[Data taken from a collection]

-*-*-

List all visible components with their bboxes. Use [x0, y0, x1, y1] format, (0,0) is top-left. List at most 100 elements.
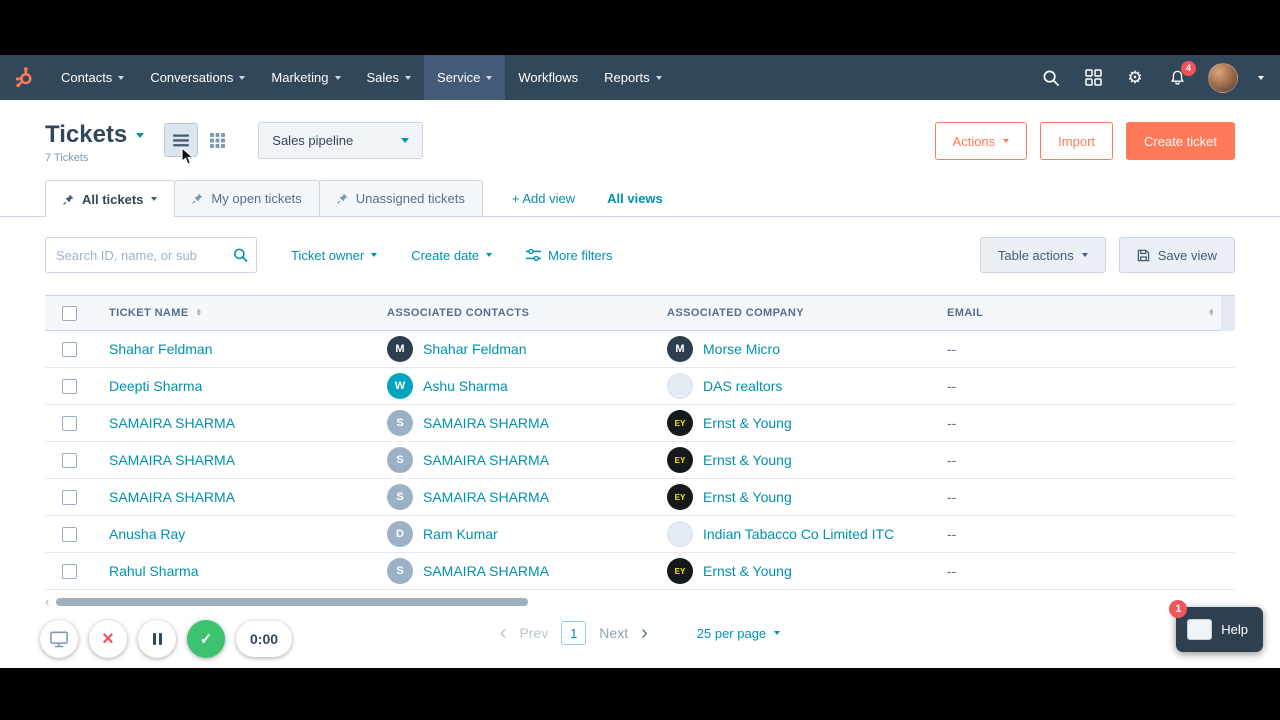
recorder-finish-button[interactable]: ✓ [187, 620, 225, 658]
row-checkbox[interactable] [61, 489, 77, 505]
title-chevron-down-icon[interactable] [136, 132, 145, 138]
nav-item-marketing[interactable]: Marketing [258, 55, 353, 100]
pipeline-select[interactable]: Sales pipeline [258, 122, 424, 159]
create-date-filter[interactable]: Create date [411, 248, 493, 263]
top-navigation: Contacts Conversations Marketing Sales S… [0, 55, 1280, 100]
company-link[interactable]: DAS realtors [703, 378, 782, 394]
contact-link[interactable]: SAMAIRA SHARMA [423, 452, 549, 468]
contact-link[interactable]: Ashu Sharma [423, 378, 508, 394]
recorder-camera-button[interactable] [40, 620, 78, 658]
column-header-associated-company[interactable]: ASSOCIATED COMPANY [651, 296, 931, 330]
contact-avatar: S [387, 410, 413, 437]
tab-unassigned-tickets[interactable]: Unassigned tickets [318, 180, 483, 217]
company-link[interactable]: Morse Micro [703, 341, 780, 357]
page-size-chevron-down-icon [774, 631, 781, 636]
scrollbar-thumb[interactable] [56, 597, 529, 606]
column-header-email[interactable]: EMAIL ▲ ▼ [931, 296, 1235, 330]
check-icon: ✓ [199, 630, 213, 648]
filter-right-actions: Table actions Save view [979, 237, 1235, 274]
add-view-link[interactable]: + Add view [512, 191, 575, 206]
row-checkbox[interactable] [61, 341, 77, 357]
contact-link[interactable]: SAMAIRA SHARMA [423, 415, 549, 431]
row-checkbox[interactable] [61, 563, 77, 579]
contact-link[interactable]: Shahar Feldman [423, 341, 527, 357]
column-header-associated-contacts[interactable]: ASSOCIATED CONTACTS [371, 296, 651, 330]
nav-item-workflows[interactable]: Workflows [505, 55, 591, 100]
contact-link[interactable]: SAMAIRA SHARMA [423, 489, 549, 505]
ticket-owner-filter[interactable]: Ticket owner [291, 247, 378, 263]
row-checkbox[interactable] [61, 526, 77, 542]
screen: Contacts Conversations Marketing Sales S… [0, 0, 1280, 720]
column-header-ticket-name[interactable]: TICKET NAME ▲ ▼ [93, 296, 371, 330]
scroll-left-icon[interactable]: ‹ [45, 595, 49, 608]
ticket-name-link[interactable]: SAMAIRA SHARMA [109, 452, 235, 468]
select-all-checkbox[interactable] [61, 305, 77, 321]
company-link[interactable]: Ernst & Young [703, 489, 792, 505]
recorder-cancel-button[interactable]: × [89, 620, 127, 658]
main-content: Tickets 7 Tickets Sales pipeline Actions… [0, 100, 1280, 668]
save-icon [1137, 249, 1150, 262]
row-checkbox[interactable] [61, 415, 77, 431]
ticket-name-link[interactable]: SAMAIRA SHARMA [109, 489, 235, 505]
nav-item-sales[interactable]: Sales [354, 55, 425, 100]
sort-icon[interactable]: ▲ ▼ [196, 308, 203, 319]
hubspot-logo-icon[interactable] [0, 55, 48, 100]
sort-icon[interactable]: ▲ ▼ [1208, 308, 1215, 319]
nav-item-service[interactable]: Service [424, 55, 506, 100]
table-actions-button[interactable]: Table actions [979, 237, 1106, 274]
help-widget[interactable]: 1 Help [1169, 600, 1263, 652]
prev-page-chevron-icon[interactable]: ‹ [500, 623, 507, 643]
pause-icon [152, 633, 162, 645]
company-link[interactable]: Ernst & Young [703, 452, 792, 468]
settings-gear-icon[interactable]: ⚙ [1124, 67, 1146, 89]
prev-page-button[interactable]: Prev [520, 625, 549, 641]
column-label: ASSOCIATED CONTACTS [387, 307, 530, 320]
ticket-name-link[interactable]: Anusha Ray [109, 526, 185, 542]
next-page-chevron-icon[interactable]: › [641, 623, 648, 643]
account-chevron-down-icon[interactable] [1258, 75, 1264, 80]
row-checkbox[interactable] [61, 378, 77, 394]
search-icon[interactable] [1040, 67, 1062, 89]
table-header-row: TICKET NAME ▲ ▼ ASSOCIATED CONTACTS ASSOC… [45, 295, 1235, 332]
more-filters-button[interactable]: More filters [526, 248, 612, 263]
ticket-owner-filter-label: Ticket owner [291, 247, 365, 263]
tab-my-open-tickets[interactable]: My open tickets [174, 180, 320, 217]
contact-link[interactable]: SAMAIRA SHARMA [423, 563, 549, 579]
ticket-name-link[interactable]: SAMAIRA SHARMA [109, 415, 235, 431]
contact-avatar: S [387, 484, 413, 511]
current-page-button[interactable]: 1 [561, 621, 587, 646]
company-link[interactable]: Ernst & Young [703, 415, 792, 431]
ticket-name-link[interactable]: Shahar Feldman [109, 341, 213, 357]
next-page-button[interactable]: Next [599, 625, 628, 641]
table-actions-chevron-down-icon [1081, 253, 1088, 258]
all-views-link[interactable]: All views [607, 191, 663, 206]
notifications-bell-icon[interactable]: 4 [1166, 60, 1196, 89]
marketplace-icon[interactable] [1082, 67, 1104, 89]
view-toggle [164, 123, 234, 157]
ticket-count: 7 Tickets [45, 152, 89, 165]
table-row: SAMAIRA SHARMA S SAMAIRA SHARMA EY Ernst… [45, 442, 1235, 480]
create-ticket-button[interactable]: Create ticket [1126, 122, 1235, 160]
nav-item-conversations[interactable]: Conversations [137, 55, 258, 100]
row-checkbox[interactable] [61, 452, 77, 468]
page-size-label: 25 per page [696, 625, 767, 641]
table-search-icon[interactable] [233, 248, 248, 263]
save-view-button[interactable]: Save view [1118, 237, 1235, 274]
company-link[interactable]: Ernst & Young [703, 563, 792, 579]
actions-button[interactable]: Actions [934, 122, 1028, 160]
list-view-button[interactable] [164, 123, 199, 157]
import-button[interactable]: Import [1040, 122, 1114, 160]
page-size-select[interactable]: 25 per page [696, 625, 781, 641]
recorder-pause-button[interactable] [138, 620, 176, 658]
email-value: -- [947, 415, 957, 432]
nav-item-contacts[interactable]: Contacts [48, 55, 137, 100]
contact-link[interactable]: Ram Kumar [423, 526, 498, 542]
user-avatar[interactable] [1208, 62, 1238, 93]
company-link[interactable]: Indian Tabacco Co Limited ITC [703, 526, 894, 542]
search-input[interactable] [45, 237, 257, 274]
tab-all-tickets[interactable]: All tickets [45, 180, 176, 218]
ticket-name-link[interactable]: Rahul Sharma [109, 563, 199, 579]
board-view-button[interactable] [200, 123, 234, 157]
nav-item-reports[interactable]: Reports [591, 55, 675, 100]
ticket-name-link[interactable]: Deepti Sharma [109, 378, 202, 394]
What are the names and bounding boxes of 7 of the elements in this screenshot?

-*-*-

• _EXERCISE REQUIREMENTS_: Reproduce the material above line for line, without any changes, and leave out the pictures.

• _IN RESPONSE_:
List all visible components with their bboxes. Use [x0, y0, x1, y1] format, (0,0) is top-left. List at most 100 elements.
recorder-finish-button[interactable]: ✓ [187, 620, 225, 658]
row-checkbox[interactable] [61, 489, 77, 505]
title-chevron-down-icon[interactable] [136, 132, 145, 138]
nav-item-marketing[interactable]: Marketing [258, 55, 353, 100]
pipeline-select[interactable]: Sales pipeline [258, 122, 424, 159]
create-date-filter[interactable]: Create date [411, 248, 493, 263]
top-navigation: Contacts Conversations Marketing Sales S… [0, 55, 1280, 100]
company-link[interactable]: DAS realtors [703, 378, 782, 394]
contact-link[interactable]: SAMAIRA SHARMA [423, 452, 549, 468]
contact-link[interactable]: Ashu Sharma [423, 378, 508, 394]
recorder-camera-button[interactable] [40, 620, 78, 658]
column-header-associated-company[interactable]: ASSOCIATED COMPANY [651, 296, 931, 330]
contact-avatar: S [387, 410, 413, 437]
tab-unassigned-tickets[interactable]: Unassigned tickets [318, 180, 483, 217]
company-link[interactable]: Morse Micro [703, 341, 780, 357]
page-size-chevron-down-icon [774, 631, 781, 636]
scrollbar-thumb[interactable] [56, 597, 529, 606]
column-header-email[interactable]: EMAIL ▲ ▼ [931, 296, 1235, 330]
check-icon: ✓ [199, 630, 213, 648]
filter-right-actions: Table actions Save view [979, 237, 1235, 274]
add-view-link[interactable]: + Add view [512, 191, 575, 206]
row-checkbox[interactable] [61, 341, 77, 357]
contact-link[interactable]: SAMAIRA SHARMA [423, 415, 549, 431]
row-checkbox[interactable] [61, 563, 77, 579]
contact-link[interactable]: Shahar Feldman [423, 341, 527, 357]
column-header-associated-contacts[interactable]: ASSOCIATED CONTACTS [371, 296, 651, 330]
nav-item-workflows[interactable]: Workflows [505, 55, 591, 100]
contact-link[interactable]: SAMAIRA SHARMA [423, 489, 549, 505]
ticket-owner-filter[interactable]: Ticket owner [291, 247, 378, 263]
row-checkbox[interactable] [61, 526, 77, 542]
screen: Contacts Conversations Marketing Sales S… [0, 0, 1280, 720]
column-header-ticket-name[interactable]: TICKET NAME ▲ ▼ [93, 296, 371, 330]
scroll-left-icon[interactable]: ‹ [45, 595, 49, 608]
ticket-name-link[interactable]: SAMAIRA SHARMA [109, 452, 235, 468]
select-all-checkbox[interactable] [61, 305, 77, 321]
company-link[interactable]: Ernst & Young [703, 489, 792, 505]
recorder-cancel-button[interactable]: × [89, 620, 127, 658]
main-content: Tickets 7 Tickets Sales pipeline Actions… [0, 100, 1280, 668]
save-icon [1137, 249, 1150, 262]
row-checkbox[interactable] [61, 415, 77, 431]
ticket-name-link[interactable]: SAMAIRA SHARMA [109, 489, 235, 505]
nav-item-sales[interactable]: Sales [354, 55, 425, 100]
sort-icon[interactable]: ▲ ▼ [196, 308, 203, 319]
hubspot-logo-icon[interactable] [0, 55, 48, 100]
sort-icon[interactable]: ▲ ▼ [1208, 308, 1215, 319]
nav-item-service[interactable]: Service [424, 55, 506, 100]
table-actions-button[interactable]: Table actions [979, 237, 1106, 274]
help-widget[interactable]: 1 Help [1169, 600, 1263, 652]
prev-page-chevron-icon[interactable]: ‹ [500, 623, 507, 643]
pause-icon [152, 633, 162, 645]
company-link[interactable]: Ernst & Young [703, 452, 792, 468]
settings-gear-icon[interactable]: ⚙ [1124, 67, 1146, 89]
prev-page-button[interactable]: Prev [520, 625, 549, 641]
column-label: ASSOCIATED CONTACTS [387, 307, 530, 320]
ticket-name-link[interactable]: Anusha Ray [109, 526, 185, 542]
next-page-chevron-icon[interactable]: › [641, 623, 648, 643]
account-chevron-down-icon[interactable] [1258, 75, 1264, 80]
row-checkbox[interactable] [61, 378, 77, 394]
search-icon[interactable] [1040, 67, 1062, 89]
table-header-row: TICKET NAME ▲ ▼ ASSOCIATED CONTACTS ASSOC… [45, 295, 1235, 332]
more-filters-button[interactable]: More filters [526, 248, 612, 263]
ticket-owner-filter-label: Ticket owner [291, 247, 365, 263]
tab-my-open-tickets[interactable]: My open tickets [174, 180, 320, 217]
contact-link[interactable]: SAMAIRA SHARMA [423, 563, 549, 579]
ticket-name-link[interactable]: SAMAIRA SHARMA [109, 415, 235, 431]
contact-avatar: S [387, 484, 413, 511]
current-page-button[interactable]: 1 [561, 621, 587, 646]
company-link[interactable]: Ernst & Young [703, 415, 792, 431]
ticket-name-link[interactable]: Shahar Feldman [109, 341, 213, 357]
next-page-button[interactable]: Next [599, 625, 628, 641]
table-actions-chevron-down-icon [1081, 253, 1088, 258]
all-views-link[interactable]: All views [607, 191, 663, 206]
notifications-bell-icon[interactable]: 4 [1166, 60, 1196, 89]
marketplace-icon[interactable] [1082, 67, 1104, 89]
view-toggle [164, 123, 234, 157]
ticket-count: 7 Tickets [45, 152, 89, 165]
table-row: SAMAIRA SHARMA S SAMAIRA SHARMA EY Ernst… [45, 442, 1235, 480]
create-ticket-button[interactable]: Create ticket [1126, 122, 1235, 160]
nav-item-conversations[interactable]: Conversations [137, 55, 258, 100]
row-checkbox[interactable] [61, 452, 77, 468]
page-size-label: 25 per page [696, 625, 767, 641]
table-search-icon[interactable] [233, 248, 248, 263]
save-view-button[interactable]: Save view [1118, 237, 1235, 274]
company-link[interactable]: Ernst & Young [703, 563, 792, 579]
actions-button[interactable]: Actions [934, 122, 1028, 160]
list-view-button[interactable] [164, 123, 199, 157]
import-button[interactable]: Import [1040, 122, 1114, 160]
page-size-select[interactable]: 25 per page [696, 625, 781, 641]
recorder-pause-button[interactable] [138, 620, 176, 658]
email-value: -- [947, 415, 957, 432]
nav-item-contacts[interactable]: Contacts [48, 55, 137, 100]
contact-link[interactable]: Ram Kumar [423, 526, 498, 542]
user-avatar[interactable] [1208, 62, 1238, 93]
company-link[interactable]: Indian Tabacco Co Limited ITC [703, 526, 894, 542]
search-input[interactable] [45, 237, 257, 274]
tab-all-tickets[interactable]: All tickets [45, 180, 176, 218]
ticket-name-link[interactable]: Rahul Sharma [109, 563, 199, 579]
board-view-button[interactable] [200, 123, 234, 157]
nav-item-reports[interactable]: Reports [591, 55, 675, 100]
ticket-name-link[interactable]: Deepti Sharma [109, 378, 202, 394]
What are the names and bounding boxes of 7 of the elements in this screenshot?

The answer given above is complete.